* Given task *
Return every entry exactly as written.

* Source material *

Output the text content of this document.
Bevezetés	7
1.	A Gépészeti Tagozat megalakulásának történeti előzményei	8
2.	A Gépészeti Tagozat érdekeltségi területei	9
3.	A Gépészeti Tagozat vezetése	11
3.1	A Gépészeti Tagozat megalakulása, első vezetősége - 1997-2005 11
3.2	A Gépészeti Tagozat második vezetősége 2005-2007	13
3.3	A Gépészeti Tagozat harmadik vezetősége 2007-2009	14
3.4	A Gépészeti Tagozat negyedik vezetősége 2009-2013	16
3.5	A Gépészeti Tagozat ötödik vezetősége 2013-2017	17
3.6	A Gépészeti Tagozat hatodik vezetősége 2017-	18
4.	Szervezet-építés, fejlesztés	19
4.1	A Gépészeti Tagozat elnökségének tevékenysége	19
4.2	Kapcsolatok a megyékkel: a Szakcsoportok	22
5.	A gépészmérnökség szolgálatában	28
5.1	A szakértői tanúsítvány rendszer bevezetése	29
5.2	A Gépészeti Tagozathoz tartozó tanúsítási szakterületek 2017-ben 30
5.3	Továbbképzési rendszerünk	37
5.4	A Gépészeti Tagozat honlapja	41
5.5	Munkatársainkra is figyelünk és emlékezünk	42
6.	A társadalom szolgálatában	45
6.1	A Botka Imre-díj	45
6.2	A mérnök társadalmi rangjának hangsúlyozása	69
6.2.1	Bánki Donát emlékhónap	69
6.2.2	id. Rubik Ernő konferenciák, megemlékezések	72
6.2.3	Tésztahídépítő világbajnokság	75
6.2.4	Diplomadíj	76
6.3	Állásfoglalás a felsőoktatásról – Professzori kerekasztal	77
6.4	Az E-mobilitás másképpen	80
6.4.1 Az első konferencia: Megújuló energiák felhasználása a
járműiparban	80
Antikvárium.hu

* Output for this task *
Output the text content of this document.
Bevezetés	7
1.	A Gépészeti Tagozat megalakulásának történeti előzményei	8
2.	A Gépészeti Tagozat érdekeltségi területei	9
3.	A Gépészeti Tagozat vezetése	11
3.1	A Gépészeti Tagozat megalakulása, első vezetősége - 1997-2005 11
3.2	A Gépészeti Tagozat második vezetősége 2005-2007	13
3.3	A Gépészeti Tagozat harmadik vezetősége 2007-2009	14
3.4	A Gépészeti Tagozat negyedik vezetősége 2009-2013	16
3.5	A Gépészeti Tagozat ötödik vezetősége 2013-2017	17
3.6	A Gépészeti Tagozat hatodik vezetősége 2017-	18
4.	Szervezet-építés, fejlesztés	19
4.1	A Gépészeti Tagozat elnökségének tevékenysége	19
4.2	Kapcsolatok a megyékkel: a Szakcsoportok	22
5.	A gépészmérnökség szolgálatában	28
5.1	A szakértői tanúsítvány rendszer bevezetése	29
5.2	A Gépészeti Tagozathoz tartozó tanúsítási szakterületek 2017-ben 30
5.3	Továbbképzési rendszerünk	37
5.4	A Gépészeti Tagozat honlapja	41
5.5	Munkatársainkra is figyelünk és emlékezünk	42
6.	A társadalom szolgálatában	45
6.1	A Botka Imre-díj	45
6.2	A mérnök társadalmi rangjának hangsúlyozása	69
6.2.1	Bánki Donát emlékhónap	69
6.2.2	id. Rubik Ernő konferenciák, megemlékezések	72
6.2.3	Tésztahídépítő világbajnokság	75
6.2.4	Diplomadíj	76
6.3	Állásfoglalás a felsőoktatásról – Professzori kerekasztal	77
6.4	Az E-mobilitás másképpen	80
6.4.1 Az első konferencia: Megújuló energiák felhasználása a
járműiparban	80
Antikvárium.hu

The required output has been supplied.